[INPUT DATA start]

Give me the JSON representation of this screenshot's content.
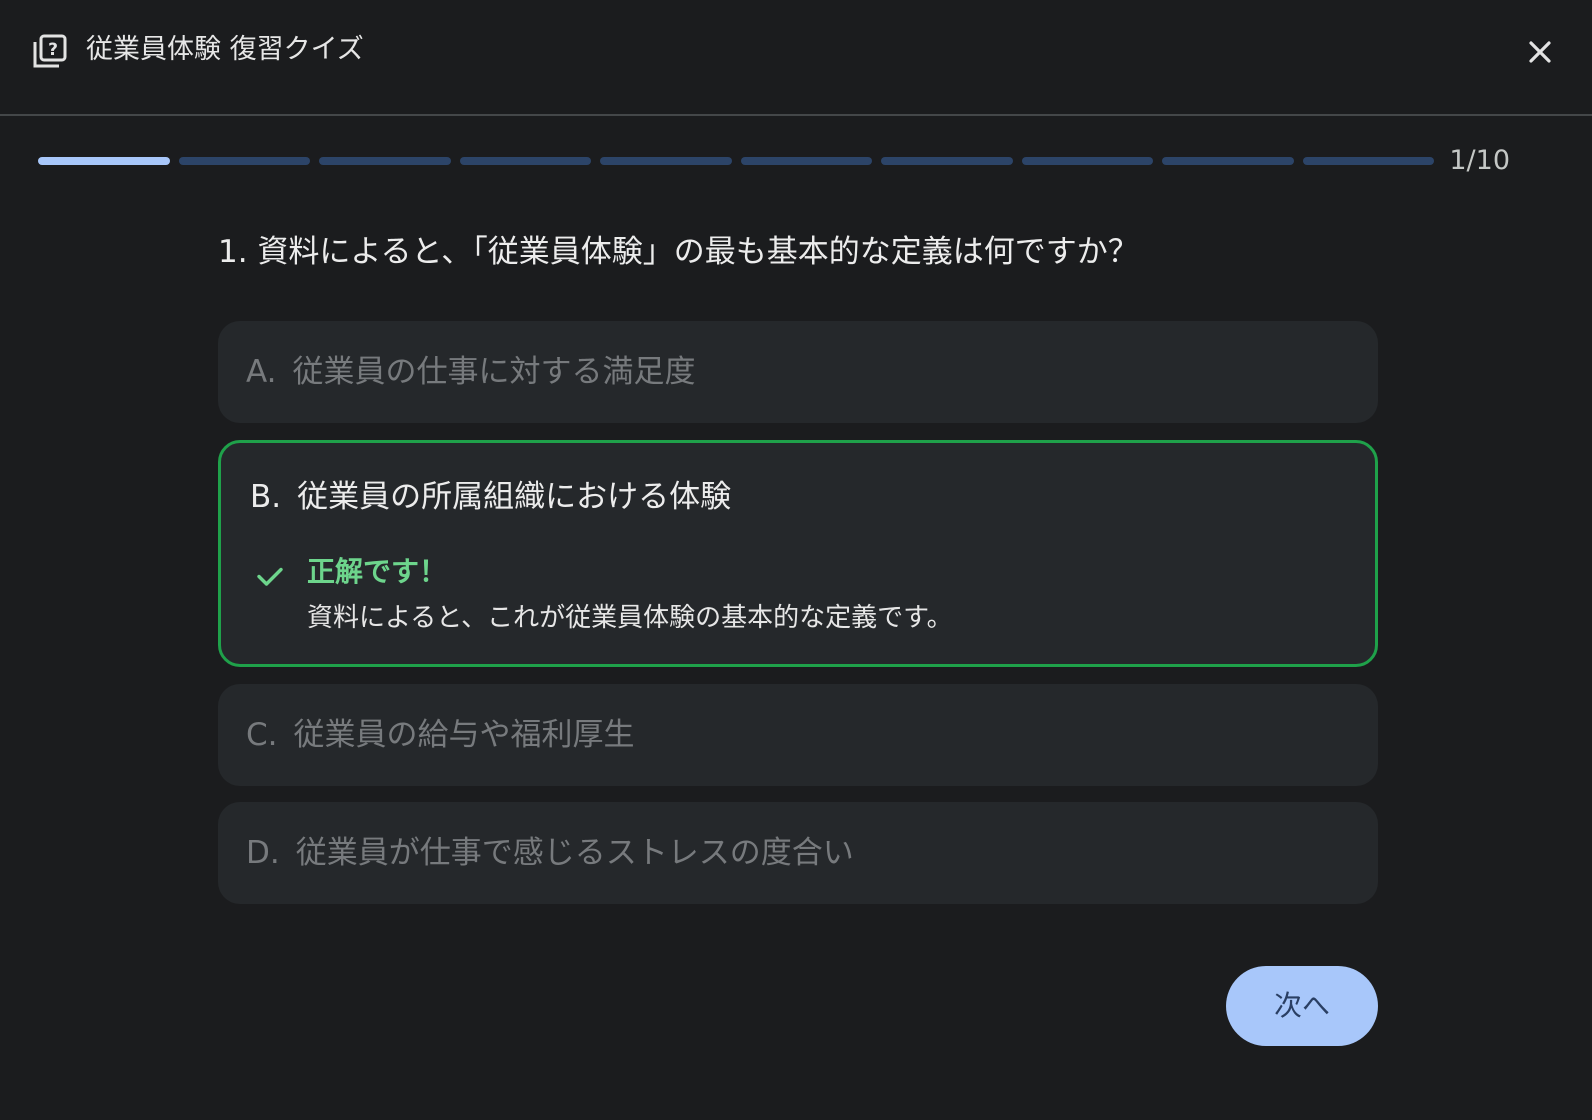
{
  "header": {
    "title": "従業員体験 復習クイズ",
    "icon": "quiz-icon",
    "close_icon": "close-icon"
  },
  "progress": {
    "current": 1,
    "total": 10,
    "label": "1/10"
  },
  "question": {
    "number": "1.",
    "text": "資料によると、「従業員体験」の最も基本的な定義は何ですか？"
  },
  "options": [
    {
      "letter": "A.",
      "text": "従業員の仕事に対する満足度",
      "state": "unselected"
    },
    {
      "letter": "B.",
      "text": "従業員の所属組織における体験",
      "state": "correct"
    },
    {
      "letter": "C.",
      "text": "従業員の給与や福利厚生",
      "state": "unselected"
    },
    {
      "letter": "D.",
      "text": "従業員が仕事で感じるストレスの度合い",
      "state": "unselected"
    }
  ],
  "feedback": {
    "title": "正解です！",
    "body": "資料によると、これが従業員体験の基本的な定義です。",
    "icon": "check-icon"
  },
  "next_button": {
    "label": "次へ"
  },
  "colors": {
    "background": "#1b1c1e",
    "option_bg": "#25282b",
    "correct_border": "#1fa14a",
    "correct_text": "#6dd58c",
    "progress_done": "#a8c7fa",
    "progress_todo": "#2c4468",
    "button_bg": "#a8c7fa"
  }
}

[INPUT DATA end]

GIVEN INSTRUCTION.
Write out each line again precisely as it appears, skipping every picture.

FULL OUTPUT.
Give me the JSON representation of this screenshot's content.
{
  "header": {
    "title": "従業員体験 復習クイズ",
    "icon": "quiz-icon",
    "close_icon": "close-icon"
  },
  "progress": {
    "current": 1,
    "total": 10,
    "label": "1/10"
  },
  "question": {
    "number": "1.",
    "text": "資料によると、「従業員体験」の最も基本的な定義は何ですか？"
  },
  "options": [
    {
      "letter": "A.",
      "text": "従業員の仕事に対する満足度",
      "state": "unselected"
    },
    {
      "letter": "B.",
      "text": "従業員の所属組織における体験",
      "state": "correct"
    },
    {
      "letter": "C.",
      "text": "従業員の給与や福利厚生",
      "state": "unselected"
    },
    {
      "letter": "D.",
      "text": "従業員が仕事で感じるストレスの度合い",
      "state": "unselected"
    }
  ],
  "feedback": {
    "title": "正解です！",
    "body": "資料によると、これが従業員体験の基本的な定義です。",
    "icon": "check-icon"
  },
  "next_button": {
    "label": "次へ"
  },
  "colors": {
    "background": "#1b1c1e",
    "option_bg": "#25282b",
    "correct_border": "#1fa14a",
    "correct_text": "#6dd58c",
    "progress_done": "#a8c7fa",
    "progress_todo": "#2c4468",
    "button_bg": "#a8c7fa"
  }
}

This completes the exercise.